───── INPUT RECORDS
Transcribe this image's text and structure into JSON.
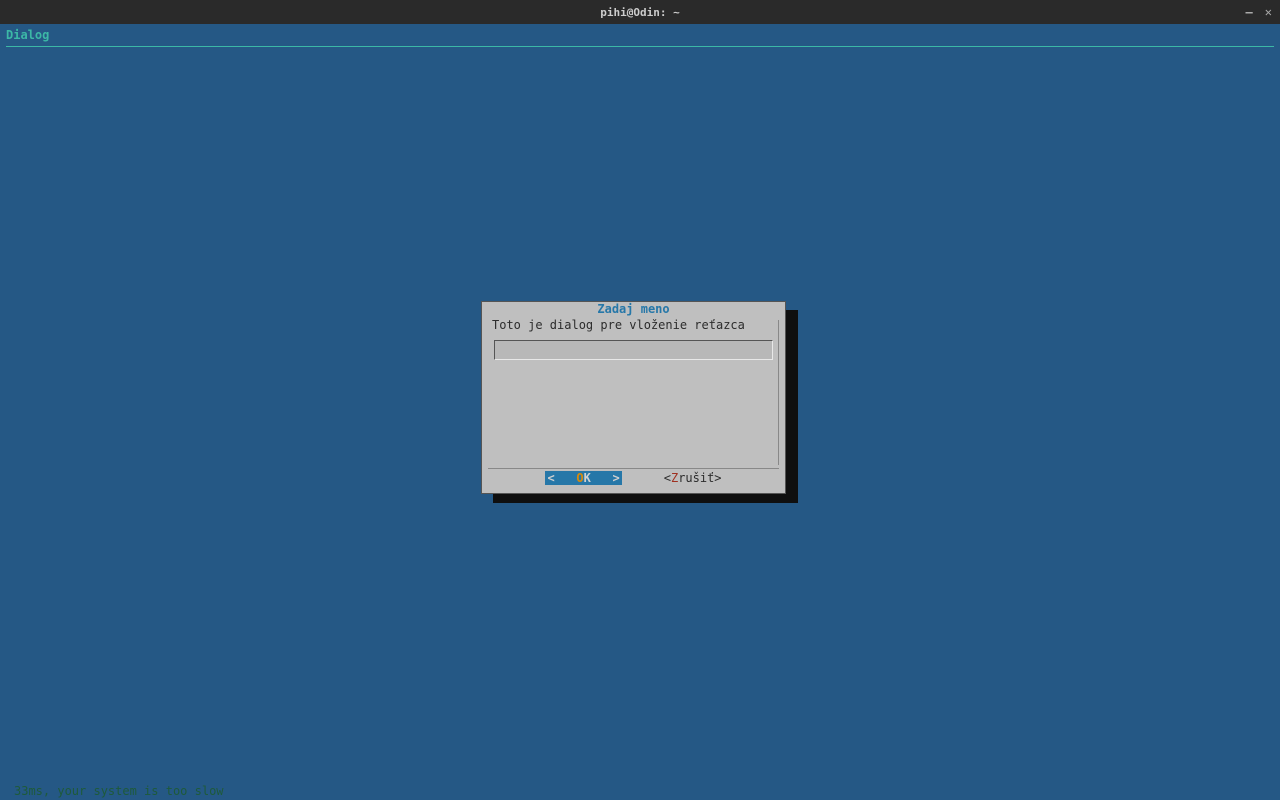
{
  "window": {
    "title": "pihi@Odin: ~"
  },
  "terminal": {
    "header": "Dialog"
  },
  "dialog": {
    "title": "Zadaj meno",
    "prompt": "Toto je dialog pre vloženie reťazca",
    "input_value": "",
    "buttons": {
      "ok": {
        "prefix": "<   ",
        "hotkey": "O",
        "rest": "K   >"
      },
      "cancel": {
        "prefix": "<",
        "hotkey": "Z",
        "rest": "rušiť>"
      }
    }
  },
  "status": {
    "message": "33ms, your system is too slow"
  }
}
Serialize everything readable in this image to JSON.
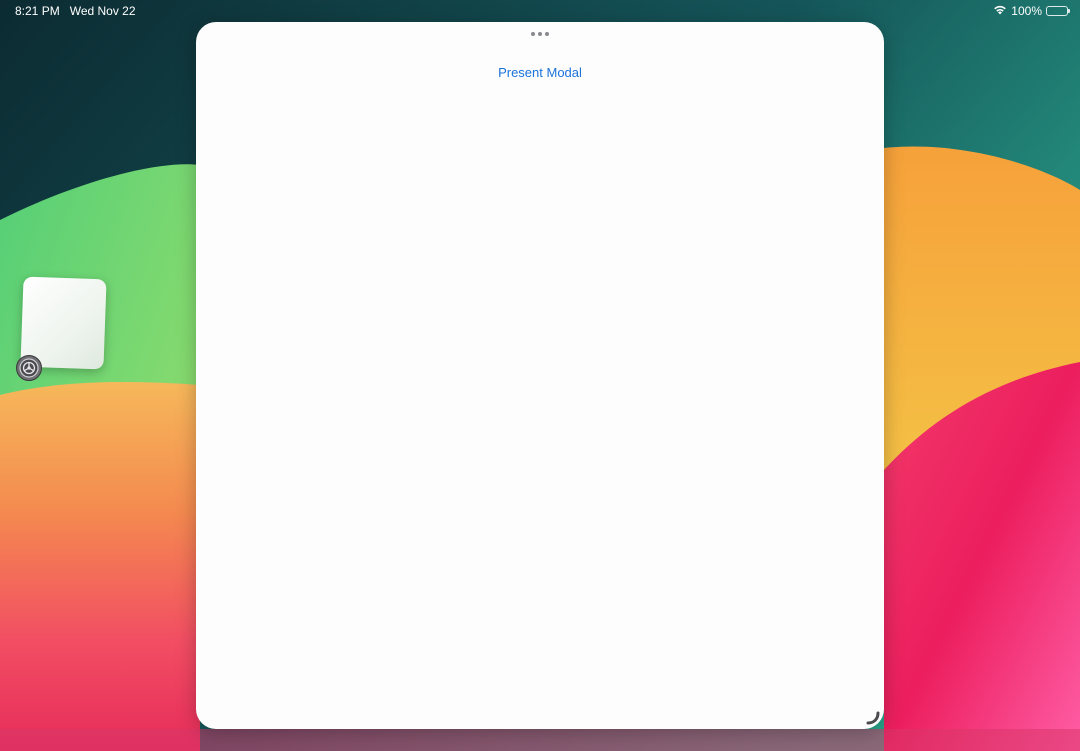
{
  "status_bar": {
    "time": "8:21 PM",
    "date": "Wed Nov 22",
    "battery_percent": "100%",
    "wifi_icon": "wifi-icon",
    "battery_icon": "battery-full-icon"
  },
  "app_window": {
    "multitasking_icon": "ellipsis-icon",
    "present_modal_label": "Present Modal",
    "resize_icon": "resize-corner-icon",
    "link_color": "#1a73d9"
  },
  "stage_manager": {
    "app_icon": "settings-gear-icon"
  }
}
──────────
* EXERCISE GOAL *
Output a faithful copy of the data, with each picture left out.

* RESPONSE TO THIS EXERCISE *
Transcribe this image's text and structure into JSON.
{
  "window": {
    "title": "pihi@Odin: ~"
  },
  "terminal": {
    "header": "Dialog"
  },
  "dialog": {
    "title": "Zadaj meno",
    "prompt": "Toto je dialog pre vloženie reťazca",
    "input_value": "",
    "buttons": {
      "ok": {
        "prefix": "<   ",
        "hotkey": "O",
        "rest": "K   >"
      },
      "cancel": {
        "prefix": "<",
        "hotkey": "Z",
        "rest": "rušiť>"
      }
    }
  },
  "status": {
    "message": "33ms, your system is too slow"
  }
}
Serialize everything readable in this image to JSON.
{
  "status_bar": {
    "time": "8:21 PM",
    "date": "Wed Nov 22",
    "battery_percent": "100%",
    "wifi_icon": "wifi-icon",
    "battery_icon": "battery-full-icon"
  },
  "app_window": {
    "multitasking_icon": "ellipsis-icon",
    "present_modal_label": "Present Modal",
    "resize_icon": "resize-corner-icon",
    "link_color": "#1a73d9"
  },
  "stage_manager": {
    "app_icon": "settings-gear-icon"
  }
}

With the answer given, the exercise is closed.